**Job**
Answer these from the Juneteenth passage below:
(a) In what year was Juneteenth first made a state holiday in Texas?
(b) Who signed Juneteenth into law as a federal holiday, and in which year?
(c) Which year of federal recognition does the passage say the holiday is now in?

**Source excerpt**
+-------+

What are you doing for Juneteenth? No pressure.

Whether you celebrate the holiday or not — one thing for sure is its prominence and rapid acceptance nationwide. Now in its second year of being recognized as a federal holiday, the newly cherished day is embraced by many after President Joe Biden signed it into law in 2021 – one year after Floyd’s murder.   

First made a state holiday in Texas in 1980, Juneteenth was initially celebrated in the south with a nationwide ripple effect with northern states picking up on the trend. After Floyd died in 2020, along with the nation’s eyes on other high-profile police killings of Black people — many people realized the brutality reality.

+-------+

(Dataset entries)
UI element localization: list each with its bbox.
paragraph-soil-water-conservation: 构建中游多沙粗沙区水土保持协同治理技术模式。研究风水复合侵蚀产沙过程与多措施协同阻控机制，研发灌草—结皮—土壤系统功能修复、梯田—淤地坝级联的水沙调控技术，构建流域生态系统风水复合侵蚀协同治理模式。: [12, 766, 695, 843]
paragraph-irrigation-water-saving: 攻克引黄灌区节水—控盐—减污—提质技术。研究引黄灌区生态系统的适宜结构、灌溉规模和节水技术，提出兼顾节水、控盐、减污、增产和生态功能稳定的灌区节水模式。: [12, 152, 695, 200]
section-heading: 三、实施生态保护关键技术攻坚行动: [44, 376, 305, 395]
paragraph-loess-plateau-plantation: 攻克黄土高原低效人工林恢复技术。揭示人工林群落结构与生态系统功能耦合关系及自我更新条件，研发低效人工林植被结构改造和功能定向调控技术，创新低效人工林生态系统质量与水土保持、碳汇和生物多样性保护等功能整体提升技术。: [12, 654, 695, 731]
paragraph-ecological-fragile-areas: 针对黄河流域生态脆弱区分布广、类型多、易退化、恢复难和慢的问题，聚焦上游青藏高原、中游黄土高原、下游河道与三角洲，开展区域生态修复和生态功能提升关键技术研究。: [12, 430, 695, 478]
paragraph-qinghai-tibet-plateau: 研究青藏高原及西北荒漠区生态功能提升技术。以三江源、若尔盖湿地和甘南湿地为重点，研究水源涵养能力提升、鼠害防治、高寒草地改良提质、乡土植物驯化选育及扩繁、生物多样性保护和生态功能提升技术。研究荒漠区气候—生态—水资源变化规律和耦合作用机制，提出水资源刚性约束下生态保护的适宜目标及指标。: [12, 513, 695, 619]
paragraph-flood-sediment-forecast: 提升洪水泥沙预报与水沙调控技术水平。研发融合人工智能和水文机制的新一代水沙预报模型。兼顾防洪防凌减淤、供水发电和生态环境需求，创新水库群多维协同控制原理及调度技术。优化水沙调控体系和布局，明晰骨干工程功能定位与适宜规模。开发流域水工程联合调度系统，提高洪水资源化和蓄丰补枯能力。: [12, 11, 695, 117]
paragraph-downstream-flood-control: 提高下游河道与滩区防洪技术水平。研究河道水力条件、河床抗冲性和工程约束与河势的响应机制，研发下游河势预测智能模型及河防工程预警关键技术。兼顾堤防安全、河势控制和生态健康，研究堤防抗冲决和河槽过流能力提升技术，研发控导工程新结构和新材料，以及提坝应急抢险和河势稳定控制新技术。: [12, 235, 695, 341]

+-------+

**Result of this exercise**
(a) 1980
(b) President Joe Biden, in 2021
(c) Its second year